**Task statement:** Write out all the entries word for word and omit any pictures.

**Extracted entries:**
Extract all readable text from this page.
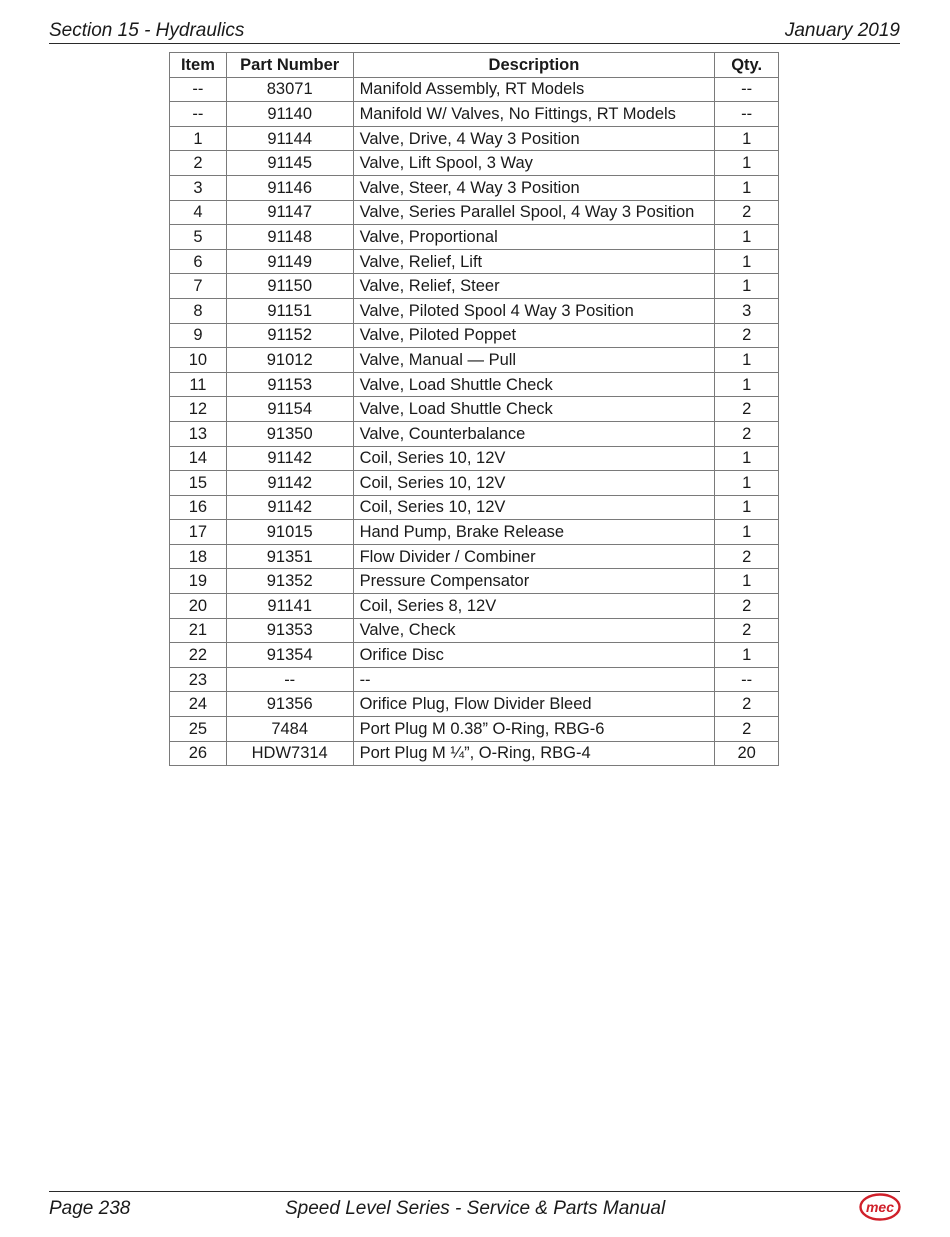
Section 15 - Hydraulics	January 2019
Item	Part Number	Description	Qty.
--	83071	Manifold Assembly, RT Models	--
--	91140	Manifold W/ Valves, No Fittings, RT Models	--
1	91144	Valve, Drive, 4 Way 3 Position	1
2	91145	Valve, Lift Spool, 3 Way	1
3	91146	Valve, Steer, 4 Way 3 Position	1
4	91147	Valve, Series Parallel Spool, 4 Way 3 Position	2
5	91148	Valve, Proportional	1
6	91149	Valve, Relief, Lift	1
7	91150	Valve, Relief, Steer	1
8	91151	Valve, Piloted Spool 4 Way 3 Position	3
9	91152	Valve, Piloted Poppet	2
10	91012	Valve, Manual — Pull	1
11	91153	Valve, Load Shuttle Check	1
12	91154	Valve, Load Shuttle Check	2
13	91350	Valve, Counterbalance	2
14	91142	Coil, Series 10, 12V	1
15	91142	Coil, Series 10, 12V	1
16	91142	Coil, Series 10, 12V	1
17	91015	Hand Pump, Brake Release	1
18	91351	Flow Divider / Combiner	2
19	91352	Pressure Compensator	1
20	91141	Coil, Series 8, 12V	2
21	91353	Valve, Check	2
22	91354	Orifice Disc	1
23	--	--	--
24	91356	Orifice Plug, Flow Divider Bleed	2
25	7484	Port Plug M 0.38” O-Ring, RBG-6	2
26	HDW7314	Port Plug M ¼”, O-Ring, RBG-4	20
Page 238	Speed Level Series - Service & Parts Manual	mec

**Answer to the problem:**
Extract all readable text from this page.
Section 15 - Hydraulics	January 2019
Item	Part Number	Description	Qty.
--	83071	Manifold Assembly, RT Models	--
--	91140	Manifold W/ Valves, No Fittings, RT Models	--
1	91144	Valve, Drive, 4 Way 3 Position	1
2	91145	Valve, Lift Spool, 3 Way	1
3	91146	Valve, Steer, 4 Way 3 Position	1
4	91147	Valve, Series Parallel Spool, 4 Way 3 Position	2
5	91148	Valve, Proportional	1
6	91149	Valve, Relief, Lift	1
7	91150	Valve, Relief, Steer	1
8	91151	Valve, Piloted Spool 4 Way 3 Position	3
9	91152	Valve, Piloted Poppet	2
10	91012	Valve, Manual — Pull	1
11	91153	Valve, Load Shuttle Check	1
12	91154	Valve, Load Shuttle Check	2
13	91350	Valve, Counterbalance	2
14	91142	Coil, Series 10, 12V	1
15	91142	Coil, Series 10, 12V	1
16	91142	Coil, Series 10, 12V	1
17	91015	Hand Pump, Brake Release	1
18	91351	Flow Divider / Combiner	2
19	91352	Pressure Compensator	1
20	91141	Coil, Series 8, 12V	2
21	91353	Valve, Check	2
22	91354	Orifice Disc	1
23	--	--	--
24	91356	Orifice Plug, Flow Divider Bleed	2
25	7484	Port Plug M 0.38” O-Ring, RBG-6	2
26	HDW7314	Port Plug M ¼”, O-Ring, RBG-4	20
Page 238	Speed Level Series - Service & Parts Manual	mec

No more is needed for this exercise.